## EXTRACTED ENTRIES
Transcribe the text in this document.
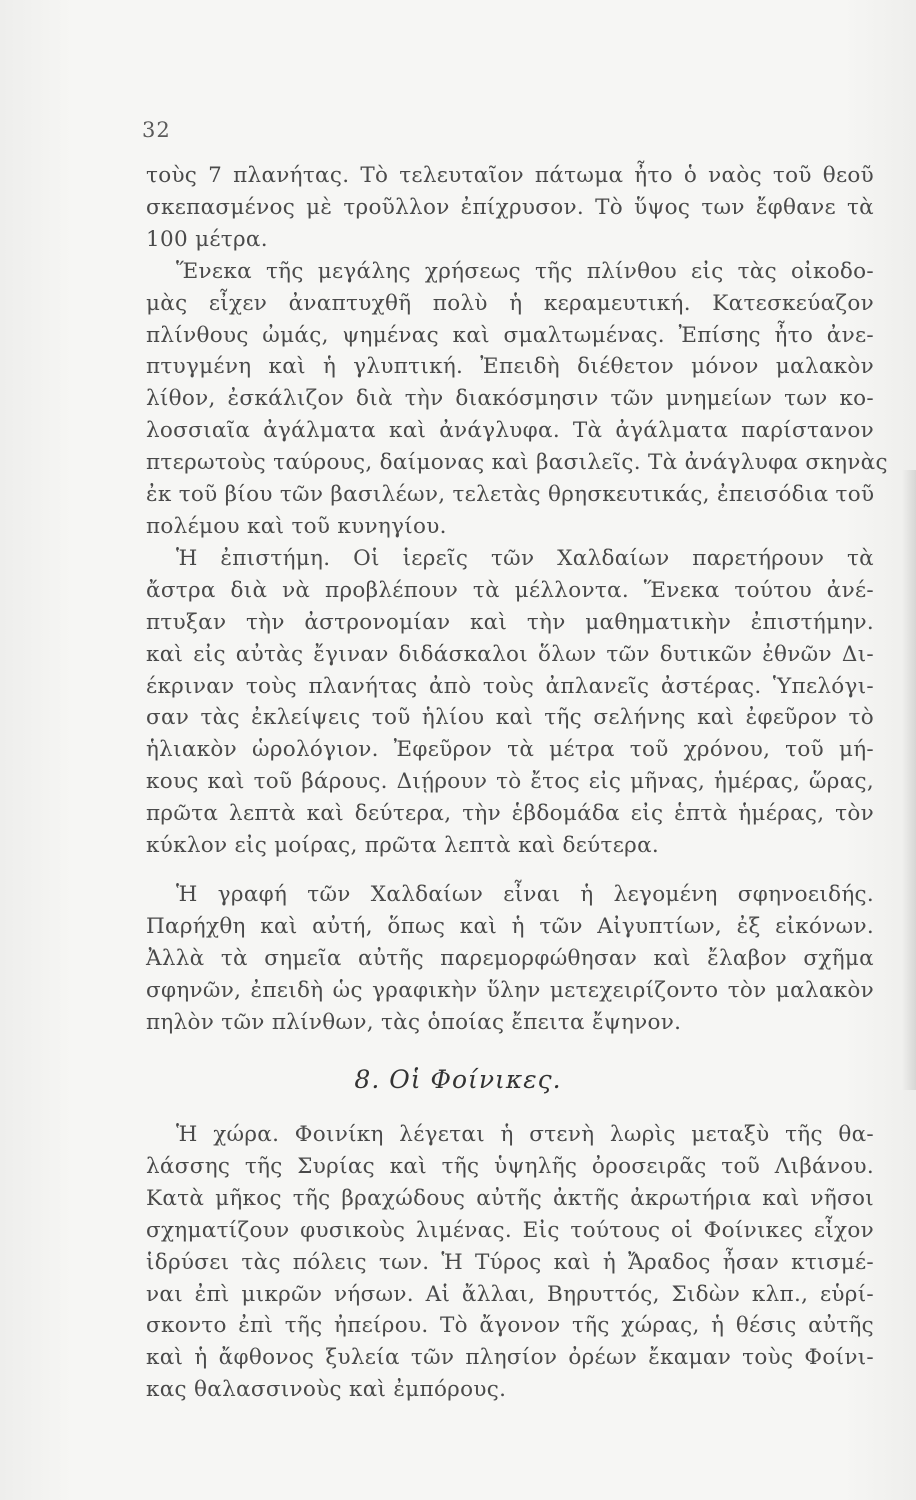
32
τοὺς 7 πλανήτας. Τὸ τελευταῖον πάτωμα ἦτο ὁ ναὸς τοῦ θεοῦ
σκεπασμένος μὲ τροῦλλον ἐπίχρυσον. Τὸ ὕψος των ἔφθανε τὰ
100 μέτρα.
Ἕνεκα τῆς μεγάλης χρήσεως τῆς πλίνθου εἰς τὰς οἰκοδο-
μὰς εἶχεν ἀναπτυχθῆ πολὺ ἡ κεραμευτική. Κατεσκεύαζον
πλίνθους ὠμάς, ψημένας καὶ σμαλτωμένας. Ἐπίσης ἦτο ἀνε-
πτυγμένη καὶ ἡ γλυπτική. Ἐπειδὴ διέθετον μόνον μαλακὸν
λίθον, ἐσκάλιζον διὰ τὴν διακόσμησιν τῶν μνημείων των κο-
λοσσιαῖα ἀγάλματα καὶ ἀνάγλυφα. Τὰ ἀγάλματα παρίστανον
πτερωτοὺς ταύρους, δαίμονας καὶ βασιλεῖς. Τὰ ἀνάγλυφα σκηνὰς
ἐκ τοῦ βίου τῶν βασιλέων, τελετὰς θρησκευτικάς, ἐπεισόδια τοῦ
πολέμου καὶ τοῦ κυνηγίου.
Ἡ ἐπιστήμη. Οἱ ἱερεῖς τῶν Χαλδαίων παρετήρουν τὰ
ἄστρα διὰ νὰ προβλέπουν τὰ μέλλοντα. Ἕνεκα τούτου ἀνέ-
πτυξαν τὴν ἀστρονομίαν καὶ τὴν μαθηματικὴν ἐπιστήμην.
καὶ εἰς αὐτὰς ἔγιναν διδάσκαλοι ὅλων τῶν δυτικῶν ἐθνῶν Δι-
έκριναν τοὺς πλανήτας ἀπὸ τοὺς ἀπλανεῖς ἀστέρας. Ὑπελόγι-
σαν τὰς ἐκλείψεις τοῦ ἡλίου καὶ τῆς σελήνης καὶ ἐφεῦρον τὸ
ἡλιακὸν ὡρολόγιον. Ἐφεῦρον τὰ μέτρα τοῦ χρόνου, τοῦ μή-
κους καὶ τοῦ βάρους. Διῄρουν τὸ ἔτος εἰς μῆνας, ἡμέρας, ὥρας,
πρῶτα λεπτὰ καὶ δεύτερα, τὴν ἑβδομάδα εἰς ἑπτὰ ἡμέρας, τὸν
κύκλον εἰς μοίρας, πρῶτα λεπτὰ καὶ δεύτερα.
Ἡ γραφή τῶν Χαλδαίων εἶναι ἡ λεγομένη σφηνοειδής.
Παρήχθη καὶ αὐτή, ὅπως καὶ ἡ τῶν Αἰγυπτίων, ἐξ εἰκόνων.
Ἀλλὰ τὰ σημεῖα αὐτῆς παρεμορφώθησαν καὶ ἔλαβον σχῆμα
σφηνῶν, ἐπειδὴ ὡς γραφικὴν ὕλην μετεχειρίζοντο τὸν μαλακὸν
πηλὸν τῶν πλίνθων, τὰς ὁποίας ἔπειτα ἔψηνον.
8. Οἱ Φοίνικες.
Ἡ χώρα. Φοινίκη λέγεται ἡ στενὴ λωρὶς μεταξὺ τῆς θα-
λάσσης τῆς Συρίας καὶ τῆς ὑψηλῆς ὀροσειρᾶς τοῦ Λιβάνου.
Κατὰ μῆκος τῆς βραχώδους αὐτῆς ἀκτῆς ἀκρωτήρια καὶ νῆσοι
σχηματίζουν φυσικοὺς λιμένας. Εἰς τούτους οἱ Φοίνικες εἶχον
ἱδρύσει τὰς πόλεις των. Ἡ Τύρος καὶ ἡ Ἄραδος ἦσαν κτισμέ-
ναι ἐπὶ μικρῶν νήσων. Αἱ ἄλλαι, Βηρυττός, Σιδὼν κλπ., εὑρί-
σκοντο ἐπὶ τῆς ἠπείρου. Τὸ ἄγονον τῆς χώρας, ἡ θέσις αὐτῆς
καὶ ἡ ἄφθονος ξυλεία τῶν πλησίον ὀρέων ἔκαμαν τοὺς Φοίνι-
κας θαλασσινοὺς καὶ ἐμπόρους.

## WORK INSTRUCTIONS
Return every line containing "ἡμέρας".

## FINISHED EXERCISE
κους καὶ τοῦ βάρους. Διῄρουν τὸ ἔτος εἰς μῆνας, ἡμέρας, ὥρας,
πρῶτα λεπτὰ καὶ δεύτερα, τὴν ἑβδομάδα εἰς ἑπτὰ ἡμέρας, τὸν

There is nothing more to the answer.